--- Begin ---
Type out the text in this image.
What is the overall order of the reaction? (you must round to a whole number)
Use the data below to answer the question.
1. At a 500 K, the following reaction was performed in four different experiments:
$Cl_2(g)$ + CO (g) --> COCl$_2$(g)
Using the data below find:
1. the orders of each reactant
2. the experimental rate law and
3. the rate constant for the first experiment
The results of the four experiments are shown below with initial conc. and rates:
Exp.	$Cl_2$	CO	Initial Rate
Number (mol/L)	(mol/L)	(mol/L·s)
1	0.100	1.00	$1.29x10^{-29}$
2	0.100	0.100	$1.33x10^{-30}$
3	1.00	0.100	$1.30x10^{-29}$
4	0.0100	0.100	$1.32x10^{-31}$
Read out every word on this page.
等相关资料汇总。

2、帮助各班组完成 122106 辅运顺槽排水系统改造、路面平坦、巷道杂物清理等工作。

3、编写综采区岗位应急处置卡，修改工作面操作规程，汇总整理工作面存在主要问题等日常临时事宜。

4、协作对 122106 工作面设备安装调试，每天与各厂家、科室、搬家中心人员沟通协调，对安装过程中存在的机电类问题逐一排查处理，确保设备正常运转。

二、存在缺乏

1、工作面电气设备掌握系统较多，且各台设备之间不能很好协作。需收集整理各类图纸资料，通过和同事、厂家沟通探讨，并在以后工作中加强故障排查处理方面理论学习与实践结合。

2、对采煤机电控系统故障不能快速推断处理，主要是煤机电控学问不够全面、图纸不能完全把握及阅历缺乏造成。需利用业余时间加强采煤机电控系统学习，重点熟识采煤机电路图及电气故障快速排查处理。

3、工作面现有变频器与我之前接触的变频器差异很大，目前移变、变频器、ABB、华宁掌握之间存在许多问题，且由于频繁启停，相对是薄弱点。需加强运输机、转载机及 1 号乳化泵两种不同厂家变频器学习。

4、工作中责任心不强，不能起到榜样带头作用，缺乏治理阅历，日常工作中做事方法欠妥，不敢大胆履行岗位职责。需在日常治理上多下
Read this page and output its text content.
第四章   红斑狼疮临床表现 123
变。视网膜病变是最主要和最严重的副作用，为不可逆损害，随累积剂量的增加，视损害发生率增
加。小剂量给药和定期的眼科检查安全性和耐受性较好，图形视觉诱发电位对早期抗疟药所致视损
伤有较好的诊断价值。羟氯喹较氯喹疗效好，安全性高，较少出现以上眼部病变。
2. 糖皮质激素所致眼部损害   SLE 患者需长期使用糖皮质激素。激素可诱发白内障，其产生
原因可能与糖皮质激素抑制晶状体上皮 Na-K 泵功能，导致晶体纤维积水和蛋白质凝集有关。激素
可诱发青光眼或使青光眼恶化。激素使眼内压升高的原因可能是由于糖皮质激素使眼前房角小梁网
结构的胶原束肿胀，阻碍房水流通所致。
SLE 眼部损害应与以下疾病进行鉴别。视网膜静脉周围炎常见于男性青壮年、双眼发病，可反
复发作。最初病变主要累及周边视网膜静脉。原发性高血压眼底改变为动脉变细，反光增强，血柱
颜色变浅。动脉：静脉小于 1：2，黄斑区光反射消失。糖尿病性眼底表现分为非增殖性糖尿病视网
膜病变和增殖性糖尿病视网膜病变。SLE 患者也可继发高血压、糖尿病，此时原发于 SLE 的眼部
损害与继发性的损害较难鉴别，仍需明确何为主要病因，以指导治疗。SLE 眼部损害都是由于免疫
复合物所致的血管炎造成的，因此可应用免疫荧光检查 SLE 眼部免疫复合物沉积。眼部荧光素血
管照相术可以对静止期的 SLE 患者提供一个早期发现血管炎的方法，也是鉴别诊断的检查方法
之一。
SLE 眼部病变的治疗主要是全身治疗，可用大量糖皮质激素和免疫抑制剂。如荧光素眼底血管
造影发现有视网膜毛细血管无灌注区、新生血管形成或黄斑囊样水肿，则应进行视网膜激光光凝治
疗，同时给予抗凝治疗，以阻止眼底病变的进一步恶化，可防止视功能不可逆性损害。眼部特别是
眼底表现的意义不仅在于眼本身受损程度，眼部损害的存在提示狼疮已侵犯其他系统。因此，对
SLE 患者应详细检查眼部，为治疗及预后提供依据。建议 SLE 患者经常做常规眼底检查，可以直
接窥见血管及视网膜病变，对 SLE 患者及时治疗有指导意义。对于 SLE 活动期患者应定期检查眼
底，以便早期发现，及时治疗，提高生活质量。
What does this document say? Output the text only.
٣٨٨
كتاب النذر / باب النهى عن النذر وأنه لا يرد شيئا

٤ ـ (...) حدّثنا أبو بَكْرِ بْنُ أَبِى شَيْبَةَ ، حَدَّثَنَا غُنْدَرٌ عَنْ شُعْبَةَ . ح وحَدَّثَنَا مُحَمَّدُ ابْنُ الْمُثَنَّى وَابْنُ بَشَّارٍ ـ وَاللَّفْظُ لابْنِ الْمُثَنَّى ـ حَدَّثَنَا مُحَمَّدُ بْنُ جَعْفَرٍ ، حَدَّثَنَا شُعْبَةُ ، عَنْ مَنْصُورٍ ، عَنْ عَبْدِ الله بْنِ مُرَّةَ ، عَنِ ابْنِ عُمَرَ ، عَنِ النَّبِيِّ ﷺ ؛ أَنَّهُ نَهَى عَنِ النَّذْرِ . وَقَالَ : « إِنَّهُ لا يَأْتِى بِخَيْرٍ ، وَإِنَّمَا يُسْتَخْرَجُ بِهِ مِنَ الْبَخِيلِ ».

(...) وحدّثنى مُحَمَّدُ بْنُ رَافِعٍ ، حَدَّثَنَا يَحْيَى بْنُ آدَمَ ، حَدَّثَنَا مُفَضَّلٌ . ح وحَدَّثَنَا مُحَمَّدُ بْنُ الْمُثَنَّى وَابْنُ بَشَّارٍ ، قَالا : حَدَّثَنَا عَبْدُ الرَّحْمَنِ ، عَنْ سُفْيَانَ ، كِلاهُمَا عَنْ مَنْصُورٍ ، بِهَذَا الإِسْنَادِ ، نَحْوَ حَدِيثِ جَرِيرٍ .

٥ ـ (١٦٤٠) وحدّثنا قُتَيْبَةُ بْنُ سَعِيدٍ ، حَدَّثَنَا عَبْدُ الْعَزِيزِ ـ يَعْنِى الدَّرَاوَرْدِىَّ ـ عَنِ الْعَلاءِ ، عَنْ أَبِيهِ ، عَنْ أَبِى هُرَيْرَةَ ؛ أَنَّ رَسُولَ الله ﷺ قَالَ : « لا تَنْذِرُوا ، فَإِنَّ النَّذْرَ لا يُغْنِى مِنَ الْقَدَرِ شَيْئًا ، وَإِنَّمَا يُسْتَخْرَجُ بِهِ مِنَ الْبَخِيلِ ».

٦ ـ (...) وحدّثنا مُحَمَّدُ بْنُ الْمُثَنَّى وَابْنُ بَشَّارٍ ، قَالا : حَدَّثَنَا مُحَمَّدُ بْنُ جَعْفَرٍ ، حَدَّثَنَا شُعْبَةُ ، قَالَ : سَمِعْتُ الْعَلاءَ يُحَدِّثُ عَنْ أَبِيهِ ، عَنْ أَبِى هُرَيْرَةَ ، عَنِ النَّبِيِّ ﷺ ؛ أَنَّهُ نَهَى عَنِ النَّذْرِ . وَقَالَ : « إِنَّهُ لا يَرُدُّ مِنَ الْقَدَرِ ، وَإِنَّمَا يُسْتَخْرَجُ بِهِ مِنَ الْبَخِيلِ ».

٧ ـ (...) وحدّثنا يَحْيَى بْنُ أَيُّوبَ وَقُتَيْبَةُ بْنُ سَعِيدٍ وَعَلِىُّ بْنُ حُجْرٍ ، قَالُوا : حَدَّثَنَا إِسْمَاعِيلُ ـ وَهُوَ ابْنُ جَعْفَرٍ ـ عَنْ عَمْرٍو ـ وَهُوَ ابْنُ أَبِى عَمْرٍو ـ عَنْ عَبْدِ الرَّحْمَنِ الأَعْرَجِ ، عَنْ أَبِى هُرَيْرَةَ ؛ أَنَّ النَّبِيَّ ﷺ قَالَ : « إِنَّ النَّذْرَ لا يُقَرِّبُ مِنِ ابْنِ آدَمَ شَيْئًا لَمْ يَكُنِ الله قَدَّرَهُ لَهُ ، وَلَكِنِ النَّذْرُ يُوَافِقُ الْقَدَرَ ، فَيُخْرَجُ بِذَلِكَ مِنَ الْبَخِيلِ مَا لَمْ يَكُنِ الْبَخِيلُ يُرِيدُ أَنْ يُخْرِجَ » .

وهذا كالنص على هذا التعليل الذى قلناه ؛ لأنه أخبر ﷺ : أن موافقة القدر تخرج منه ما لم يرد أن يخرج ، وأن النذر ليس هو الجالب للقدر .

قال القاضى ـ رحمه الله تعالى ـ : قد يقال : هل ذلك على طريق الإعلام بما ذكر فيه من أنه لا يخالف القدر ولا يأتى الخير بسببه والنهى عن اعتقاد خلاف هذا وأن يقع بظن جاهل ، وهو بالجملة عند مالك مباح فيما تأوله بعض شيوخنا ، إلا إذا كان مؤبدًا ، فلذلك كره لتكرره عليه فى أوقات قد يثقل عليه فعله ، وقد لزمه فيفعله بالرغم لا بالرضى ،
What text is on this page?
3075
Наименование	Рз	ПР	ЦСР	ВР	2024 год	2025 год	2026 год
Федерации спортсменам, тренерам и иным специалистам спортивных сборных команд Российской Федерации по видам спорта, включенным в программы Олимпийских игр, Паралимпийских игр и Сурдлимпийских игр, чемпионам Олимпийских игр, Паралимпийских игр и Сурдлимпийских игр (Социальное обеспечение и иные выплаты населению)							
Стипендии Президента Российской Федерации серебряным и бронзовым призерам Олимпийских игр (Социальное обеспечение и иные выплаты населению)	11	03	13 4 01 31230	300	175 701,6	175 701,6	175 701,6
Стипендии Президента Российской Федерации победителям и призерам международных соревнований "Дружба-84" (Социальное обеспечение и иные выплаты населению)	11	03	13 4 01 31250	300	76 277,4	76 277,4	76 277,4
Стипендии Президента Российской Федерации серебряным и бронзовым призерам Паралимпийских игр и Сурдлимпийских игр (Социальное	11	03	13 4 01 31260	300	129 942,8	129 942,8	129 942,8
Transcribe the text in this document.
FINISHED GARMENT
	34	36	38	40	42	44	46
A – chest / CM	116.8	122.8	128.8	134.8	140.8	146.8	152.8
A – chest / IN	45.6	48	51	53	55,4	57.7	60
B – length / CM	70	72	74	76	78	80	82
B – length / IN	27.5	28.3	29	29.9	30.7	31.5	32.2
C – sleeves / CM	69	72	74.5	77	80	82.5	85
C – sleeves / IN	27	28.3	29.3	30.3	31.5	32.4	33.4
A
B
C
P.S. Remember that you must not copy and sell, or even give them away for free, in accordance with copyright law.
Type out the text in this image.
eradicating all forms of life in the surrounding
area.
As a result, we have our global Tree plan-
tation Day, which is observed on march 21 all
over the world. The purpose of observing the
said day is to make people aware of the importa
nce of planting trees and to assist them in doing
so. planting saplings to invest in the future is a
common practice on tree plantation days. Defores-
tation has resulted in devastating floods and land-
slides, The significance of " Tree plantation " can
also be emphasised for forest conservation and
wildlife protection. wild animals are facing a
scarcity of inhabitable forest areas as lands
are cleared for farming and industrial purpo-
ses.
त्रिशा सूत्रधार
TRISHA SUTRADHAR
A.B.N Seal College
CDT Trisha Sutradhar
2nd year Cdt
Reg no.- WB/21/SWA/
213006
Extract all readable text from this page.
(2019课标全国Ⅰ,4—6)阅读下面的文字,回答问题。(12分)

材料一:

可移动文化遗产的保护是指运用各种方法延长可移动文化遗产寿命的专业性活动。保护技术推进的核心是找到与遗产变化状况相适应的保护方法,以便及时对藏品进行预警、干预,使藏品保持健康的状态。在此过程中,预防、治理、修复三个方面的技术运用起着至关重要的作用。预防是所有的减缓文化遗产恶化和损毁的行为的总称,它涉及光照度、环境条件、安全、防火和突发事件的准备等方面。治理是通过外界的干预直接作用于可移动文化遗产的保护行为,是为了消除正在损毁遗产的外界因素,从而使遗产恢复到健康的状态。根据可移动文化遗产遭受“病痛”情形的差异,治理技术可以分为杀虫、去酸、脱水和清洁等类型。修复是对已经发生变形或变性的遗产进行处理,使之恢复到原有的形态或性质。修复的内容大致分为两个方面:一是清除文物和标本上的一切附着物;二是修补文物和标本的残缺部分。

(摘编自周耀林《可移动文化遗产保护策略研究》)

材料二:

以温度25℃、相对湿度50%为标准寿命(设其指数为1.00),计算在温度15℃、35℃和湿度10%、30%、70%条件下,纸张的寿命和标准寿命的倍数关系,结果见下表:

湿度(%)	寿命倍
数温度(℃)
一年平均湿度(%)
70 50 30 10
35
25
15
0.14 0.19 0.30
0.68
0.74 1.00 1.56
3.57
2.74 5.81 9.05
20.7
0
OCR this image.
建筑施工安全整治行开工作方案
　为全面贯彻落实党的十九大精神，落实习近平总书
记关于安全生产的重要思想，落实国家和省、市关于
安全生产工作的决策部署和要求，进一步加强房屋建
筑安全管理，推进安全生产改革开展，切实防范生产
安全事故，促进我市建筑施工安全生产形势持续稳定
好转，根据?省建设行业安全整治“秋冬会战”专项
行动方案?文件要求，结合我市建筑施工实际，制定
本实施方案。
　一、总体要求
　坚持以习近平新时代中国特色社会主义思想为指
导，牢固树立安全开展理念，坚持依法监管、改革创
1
--- End ---
**PROBLEM DESCRIPTION:** Which lines include "data"? Copy each of them out.

**THE REPLY:**
Use the data below to answer the question.
Using the data below find:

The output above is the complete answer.